*** Opening Document segment ***
Influence of nitrous oxide on motor-evoked potentials.

Study Design. Rabbits were used as an experimental model in the study of motor-evoked potentials. Objectives. To evaluate the effect of nitrous oxide on motor-evoked potentials while monitoring direct muscle and spinal cord responses. Summary of Background Data. Motor-evoked potential monitoring provides a promising tool for intraoperative assessment of descending pathways function. However, to date, this technique is still at an experimental stage, since its routine use is mainly limited because of intraoperative recording difficulties caused by the influence of anesthesia. Methods. Eight male rabbits weighing between 3000 g and 3500 g were studied. Motor-evoked potentials were recorded from the extremity muscles and from the epidural space of the thoracic cord in response to electrical stimulation of the motor cortex at baseline conditions and at increasing nitrous oxide concentrations (10-70 vol%). Results. The authors found a major suppressive effect of high nitrous oxide concentrations on the electromyographic responses. With 50 vol% nitrous oxide, electromyographic amplitudes were suppressed to 46% (fore leg) and 14% (hind leg) of the baseline values, whereas latencies did not change significantly. In contrast to muscular activity, spinal evoked responses representing neural activity were not affected by any concentration of nitrous oxide. Conclusions. Intraoperative monitoring of descending pathways by means of motor-evoked potentials during anesthesia of the rabbits based on nitrous oxide is feasible when neural activity is evaluated. Higher doses of nitrous oxide, however, are not compatible with recording of muscular activity.

Influence of fentanyl, alfentanil, and sufentanil on motor evoked potentials.
*** Closing Document segment ***
*** Opening Source data ***
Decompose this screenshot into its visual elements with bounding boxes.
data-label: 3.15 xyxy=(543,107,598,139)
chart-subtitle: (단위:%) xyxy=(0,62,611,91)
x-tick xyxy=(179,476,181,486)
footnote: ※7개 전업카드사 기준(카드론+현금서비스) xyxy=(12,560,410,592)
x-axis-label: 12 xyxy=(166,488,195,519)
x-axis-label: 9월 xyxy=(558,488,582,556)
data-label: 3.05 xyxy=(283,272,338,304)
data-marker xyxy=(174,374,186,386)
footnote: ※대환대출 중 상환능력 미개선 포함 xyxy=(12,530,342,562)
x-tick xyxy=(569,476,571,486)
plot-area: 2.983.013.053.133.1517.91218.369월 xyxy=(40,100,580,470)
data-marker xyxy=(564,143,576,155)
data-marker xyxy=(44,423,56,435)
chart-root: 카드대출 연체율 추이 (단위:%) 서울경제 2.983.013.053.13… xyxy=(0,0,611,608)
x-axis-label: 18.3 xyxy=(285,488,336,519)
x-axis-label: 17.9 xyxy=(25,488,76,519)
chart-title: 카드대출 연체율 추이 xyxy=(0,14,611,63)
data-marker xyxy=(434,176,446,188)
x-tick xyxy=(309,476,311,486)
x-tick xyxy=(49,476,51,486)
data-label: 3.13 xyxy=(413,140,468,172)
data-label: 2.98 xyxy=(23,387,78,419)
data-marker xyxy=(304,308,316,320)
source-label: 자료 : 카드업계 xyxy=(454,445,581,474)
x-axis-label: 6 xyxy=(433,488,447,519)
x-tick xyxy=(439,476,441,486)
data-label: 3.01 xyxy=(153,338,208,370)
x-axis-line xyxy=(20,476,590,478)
*** Closing Source data ***
## Tasks to carry out
1. In the motor-evoked potentials text, to what percentage of baseline were hind leg electromyographic amplitudes suppressed with 50 vol% nitrous oxide?
2. Carry on the motor-evoked potentials text from its last line.
The records are not used in this work.

## Answers to the exercise
1. 14% of the baseline value.

2.
The effects of the opioids fentanyl, alfentanil, and sufentanil on motor pathways were studied in a total of 30 rabbits. Compound muscle action potentials (CMAP) were recorded from the extensor muscles of the upper extremity as well as evoked spinal cord potentials (ESCP) from the thoracic epidural space in response to electrical stimulation of the motor cortex. After establishing stable baseline values, an equipotent intravenous bolus of one of the three opioids was applied that abolished reflex motor response to noxious stimulation. Motor evoked potentials (MEP) were recorded from the time of bolus administration until recovery of MEP amplitudes and latencies. Afterwards, the opioids were administered continuously with cumulative dosage up to total absence of motor evoked response. Our results show a dose-dependent suppression of the CMAP: When reflex movement to noxious stimulation was extinguished, we found a significant (P < .001) reduction of the amplitudes to 34+/-18% (mean +/- SD) in the fentanyl group, to 43+/-24% in the alfentanil group, and to 53+/-20% of baseline values in the sufentanil group. Increasing opioid plasma levels were associated with complete extinction of the CMAP. We hypothesize that the descending volleys within motor pathways are mainly inhibited at a spinal level, because ESCP, particularly the number of spinal I-waves, are not severely affected even when CMAP are completely suppressed. In conclusion, intraoperative monitoring of descending pathways by means of MEP during anesthesia with opioids is feasible at anesthetic plasma concentrations maintaining a surgical level of analgesia. Even with high opioid plasma levels, a valid MEP monitoring could be performed evaluating neural activity of spinal MEP.

Intraoperative SEP monitoring in aneurysm surgery

Somatosensory evoked potentials (SEP) were monitored during surgical treatment of 282 aneurysms in 226 patients. Significant SEP changes were found in 32 aneurysms (11.3%) mainly referring to accidental or intentional vessel occlusion. Response to these changes included reapplication of aneurysm clips, repositioning of retractors, or removal of temporary clips as followed in 23 cases (8.1%). Stable SEP signals allowed the surgeon to proceed with the surgical course and coincided in all but 2 cases (0.7%) with an uneventful outcome. Despite the limitations of SEP monitoring in certain anatomical locations, it has been found to be helpful in the operative management of some cases such as multilobed aneurysms, giant aneurysms, trapping procedures, and procedures requiring temporary vessel occlusion.